> Exercise data
## Start

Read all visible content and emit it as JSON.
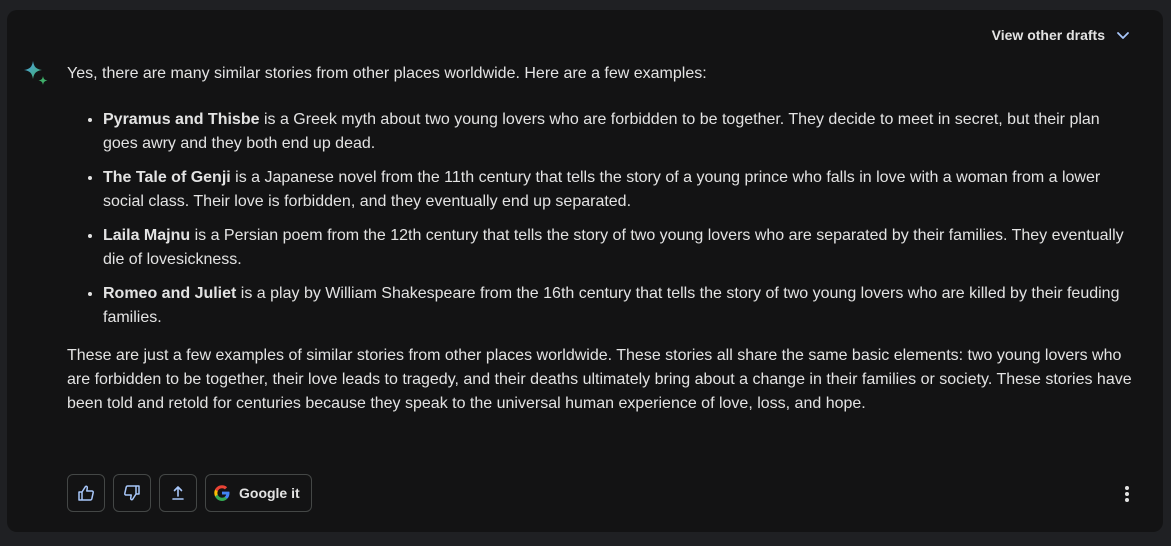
{
  "header": {
    "view_drafts_label": "View other drafts"
  },
  "response": {
    "intro": "Yes, there are many similar stories from other places worldwide. Here are a few examples:",
    "items": [
      {
        "title": "Pyramus and Thisbe",
        "text": " is a Greek myth about two young lovers who are forbidden to be together. They decide to meet in secret, but their plan goes awry and they both end up dead."
      },
      {
        "title": "The Tale of Genji",
        "text": " is a Japanese novel from the 11th century that tells the story of a young prince who falls in love with a woman from a lower social class. Their love is forbidden, and they eventually end up separated."
      },
      {
        "title": "Laila Majnu",
        "text": " is a Persian poem from the 12th century that tells the story of two young lovers who are separated by their families. They eventually die of lovesickness."
      },
      {
        "title": "Romeo and Juliet",
        "text": " is a play by William Shakespeare from the 16th century that tells the story of two young lovers who are killed by their feuding families."
      }
    ],
    "outro": "These are just a few examples of similar stories from other places worldwide. These stories all share the same basic elements: two young lovers who are forbidden to be together, their love leads to tragedy, and their deaths ultimately bring about a change in their families or society. These stories have been told and retold for centuries because they speak to the universal human experience of love, loss, and hope."
  },
  "actions": {
    "google_it_label": "Google it"
  },
  "icons": {
    "sparkle": "sparkle-icon",
    "chevron": "chevron-down-icon",
    "thumbs_up": "thumbs-up-icon",
    "thumbs_down": "thumbs-down-icon",
    "share": "share-icon",
    "google": "google-logo-icon",
    "more": "more-vert-icon"
  },
  "colors": {
    "page_background": "#1f2023",
    "card_background": "#131314",
    "text": "#e3e3e3",
    "icon_accent": "#a8c7fa",
    "button_border": "#444746"
  }
}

## End

> What the task asks
From the material above, reproduce everything verbatim except the pictures.

> The solution
Read all visible content and emit it as JSON.
{
  "header": {
    "view_drafts_label": "View other drafts"
  },
  "response": {
    "intro": "Yes, there are many similar stories from other places worldwide. Here are a few examples:",
    "items": [
      {
        "title": "Pyramus and Thisbe",
        "text": " is a Greek myth about two young lovers who are forbidden to be together. They decide to meet in secret, but their plan goes awry and they both end up dead."
      },
      {
        "title": "The Tale of Genji",
        "text": " is a Japanese novel from the 11th century that tells the story of a young prince who falls in love with a woman from a lower social class. Their love is forbidden, and they eventually end up separated."
      },
      {
        "title": "Laila Majnu",
        "text": " is a Persian poem from the 12th century that tells the story of two young lovers who are separated by their families. They eventually die of lovesickness."
      },
      {
        "title": "Romeo and Juliet",
        "text": " is a play by William Shakespeare from the 16th century that tells the story of two young lovers who are killed by their feuding families."
      }
    ],
    "outro": "These are just a few examples of similar stories from other places worldwide. These stories all share the same basic elements: two young lovers who are forbidden to be together, their love leads to tragedy, and their deaths ultimately bring about a change in their families or society. These stories have been told and retold for centuries because they speak to the universal human experience of love, loss, and hope."
  },
  "actions": {
    "google_it_label": "Google it"
  },
  "icons": {
    "sparkle": "sparkle-icon",
    "chevron": "chevron-down-icon",
    "thumbs_up": "thumbs-up-icon",
    "thumbs_down": "thumbs-down-icon",
    "share": "share-icon",
    "google": "google-logo-icon",
    "more": "more-vert-icon"
  },
  "colors": {
    "page_background": "#1f2023",
    "card_background": "#131314",
    "text": "#e3e3e3",
    "icon_accent": "#a8c7fa",
    "button_border": "#444746"
  }
}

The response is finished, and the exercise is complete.